[Start of Supplied information]

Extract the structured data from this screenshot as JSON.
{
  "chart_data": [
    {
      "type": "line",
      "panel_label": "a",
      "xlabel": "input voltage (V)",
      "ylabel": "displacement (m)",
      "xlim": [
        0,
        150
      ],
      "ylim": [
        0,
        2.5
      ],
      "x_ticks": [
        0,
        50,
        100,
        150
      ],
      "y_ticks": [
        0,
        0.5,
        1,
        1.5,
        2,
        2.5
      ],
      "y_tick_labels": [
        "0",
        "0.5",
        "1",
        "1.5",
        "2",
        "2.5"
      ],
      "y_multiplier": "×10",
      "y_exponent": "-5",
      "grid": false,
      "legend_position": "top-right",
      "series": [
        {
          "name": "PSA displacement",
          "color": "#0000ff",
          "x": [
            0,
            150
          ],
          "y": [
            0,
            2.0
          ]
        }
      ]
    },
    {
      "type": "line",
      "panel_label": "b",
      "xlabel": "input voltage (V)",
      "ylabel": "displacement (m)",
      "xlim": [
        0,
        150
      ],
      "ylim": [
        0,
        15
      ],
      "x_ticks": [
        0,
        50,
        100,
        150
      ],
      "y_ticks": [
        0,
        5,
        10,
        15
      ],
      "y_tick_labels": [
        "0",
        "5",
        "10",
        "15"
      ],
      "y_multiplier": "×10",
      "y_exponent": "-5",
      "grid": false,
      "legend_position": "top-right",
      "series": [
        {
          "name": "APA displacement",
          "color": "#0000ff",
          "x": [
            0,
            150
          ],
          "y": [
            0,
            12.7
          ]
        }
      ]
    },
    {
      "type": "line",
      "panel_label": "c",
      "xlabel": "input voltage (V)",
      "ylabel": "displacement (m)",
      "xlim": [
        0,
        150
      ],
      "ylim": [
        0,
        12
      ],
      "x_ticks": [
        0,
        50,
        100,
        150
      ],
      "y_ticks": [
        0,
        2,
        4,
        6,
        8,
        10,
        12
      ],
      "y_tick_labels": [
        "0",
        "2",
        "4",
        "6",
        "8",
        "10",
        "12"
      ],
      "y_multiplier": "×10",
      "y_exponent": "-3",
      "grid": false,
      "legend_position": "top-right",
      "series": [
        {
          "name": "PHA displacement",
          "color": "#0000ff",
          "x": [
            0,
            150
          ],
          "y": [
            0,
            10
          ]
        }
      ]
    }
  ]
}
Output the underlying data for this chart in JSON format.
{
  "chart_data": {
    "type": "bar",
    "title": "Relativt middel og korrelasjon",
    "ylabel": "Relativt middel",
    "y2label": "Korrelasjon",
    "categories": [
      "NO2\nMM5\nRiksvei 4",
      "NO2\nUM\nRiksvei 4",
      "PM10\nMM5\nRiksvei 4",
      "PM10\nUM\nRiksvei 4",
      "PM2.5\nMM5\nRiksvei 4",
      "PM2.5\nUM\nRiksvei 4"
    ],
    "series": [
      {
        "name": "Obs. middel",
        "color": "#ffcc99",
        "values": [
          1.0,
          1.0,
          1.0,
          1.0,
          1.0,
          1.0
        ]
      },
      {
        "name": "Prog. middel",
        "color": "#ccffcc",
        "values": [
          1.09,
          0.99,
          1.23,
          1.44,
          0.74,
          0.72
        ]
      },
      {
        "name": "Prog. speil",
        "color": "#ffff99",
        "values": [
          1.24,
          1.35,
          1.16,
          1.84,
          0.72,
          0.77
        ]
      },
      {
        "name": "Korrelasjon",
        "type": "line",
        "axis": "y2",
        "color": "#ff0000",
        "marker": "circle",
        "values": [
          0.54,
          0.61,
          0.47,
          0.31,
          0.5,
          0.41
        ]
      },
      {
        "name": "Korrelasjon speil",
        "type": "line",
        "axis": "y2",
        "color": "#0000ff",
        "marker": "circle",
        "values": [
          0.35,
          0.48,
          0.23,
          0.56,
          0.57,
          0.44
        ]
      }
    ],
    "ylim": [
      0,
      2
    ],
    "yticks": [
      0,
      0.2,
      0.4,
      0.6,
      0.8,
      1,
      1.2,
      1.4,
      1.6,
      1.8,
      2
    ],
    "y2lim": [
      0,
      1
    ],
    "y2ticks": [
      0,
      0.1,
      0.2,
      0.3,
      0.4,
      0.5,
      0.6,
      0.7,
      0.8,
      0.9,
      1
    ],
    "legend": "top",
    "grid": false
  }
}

[End of Supplied information]

Short task: Look through the listing above. Pick out each line with "color" and copy it.

Reply to the task:
          "color": "#0000ff",
          "color": "#0000ff",
          "color": "#0000ff",
        "color": "#ffcc99",
        "color": "#ccffcc",
        "color": "#ffff99",
        "color": "#ff0000",
        "color": "#0000ff",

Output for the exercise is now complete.